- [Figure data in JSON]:
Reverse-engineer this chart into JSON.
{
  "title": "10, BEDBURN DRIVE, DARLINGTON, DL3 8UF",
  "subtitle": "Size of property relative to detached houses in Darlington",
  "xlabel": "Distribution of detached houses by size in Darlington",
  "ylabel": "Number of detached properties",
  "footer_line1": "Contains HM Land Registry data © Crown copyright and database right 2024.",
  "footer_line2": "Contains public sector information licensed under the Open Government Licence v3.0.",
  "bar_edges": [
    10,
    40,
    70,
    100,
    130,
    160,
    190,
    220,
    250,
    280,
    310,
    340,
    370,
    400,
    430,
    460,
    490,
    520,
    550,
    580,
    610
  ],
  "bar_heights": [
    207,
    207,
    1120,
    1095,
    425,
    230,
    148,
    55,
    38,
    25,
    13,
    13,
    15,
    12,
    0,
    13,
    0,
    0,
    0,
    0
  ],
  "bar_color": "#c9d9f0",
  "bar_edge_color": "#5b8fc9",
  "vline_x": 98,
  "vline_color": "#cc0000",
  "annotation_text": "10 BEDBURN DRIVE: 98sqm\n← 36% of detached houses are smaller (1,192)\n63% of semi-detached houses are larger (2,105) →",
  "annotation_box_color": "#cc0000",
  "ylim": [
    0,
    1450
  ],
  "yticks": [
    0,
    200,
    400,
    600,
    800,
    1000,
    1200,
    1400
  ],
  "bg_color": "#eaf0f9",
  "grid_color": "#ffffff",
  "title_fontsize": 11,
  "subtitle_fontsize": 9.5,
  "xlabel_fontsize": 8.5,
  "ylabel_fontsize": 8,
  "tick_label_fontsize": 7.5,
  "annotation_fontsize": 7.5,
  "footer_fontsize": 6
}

- [EXERCISE PROMPT]: Copy all of the data. Keep every word exactly as it is.

- [OUTPUT BELOW]:
Reverse-engineer this chart into JSON.
{
  "title": "10, BEDBURN DRIVE, DARLINGTON, DL3 8UF",
  "subtitle": "Size of property relative to detached houses in Darlington",
  "xlabel": "Distribution of detached houses by size in Darlington",
  "ylabel": "Number of detached properties",
  "footer_line1": "Contains HM Land Registry data © Crown copyright and database right 2024.",
  "footer_line2": "Contains public sector information licensed under the Open Government Licence v3.0.",
  "bar_edges": [
    10,
    40,
    70,
    100,
    130,
    160,
    190,
    220,
    250,
    280,
    310,
    340,
    370,
    400,
    430,
    460,
    490,
    520,
    550,
    580,
    610
  ],
  "bar_heights": [
    207,
    207,
    1120,
    1095,
    425,
    230,
    148,
    55,
    38,
    25,
    13,
    13,
    15,
    12,
    0,
    13,
    0,
    0,
    0,
    0
  ],
  "bar_color": "#c9d9f0",
  "bar_edge_color": "#5b8fc9",
  "vline_x": 98,
  "vline_color": "#cc0000",
  "annotation_text": "10 BEDBURN DRIVE: 98sqm\n← 36% of detached houses are smaller (1,192)\n63% of semi-detached houses are larger (2,105) →",
  "annotation_box_color": "#cc0000",
  "ylim": [
    0,
    1450
  ],
  "yticks": [
    0,
    200,
    400,
    600,
    800,
    1000,
    1200,
    1400
  ],
  "bg_color": "#eaf0f9",
  "grid_color": "#ffffff",
  "title_fontsize": 11,
  "subtitle_fontsize": 9.5,
  "xlabel_fontsize": 8.5,
  "ylabel_fontsize": 8,
  "tick_label_fontsize": 7.5,
  "annotation_fontsize": 7.5,
  "footer_fontsize": 6
}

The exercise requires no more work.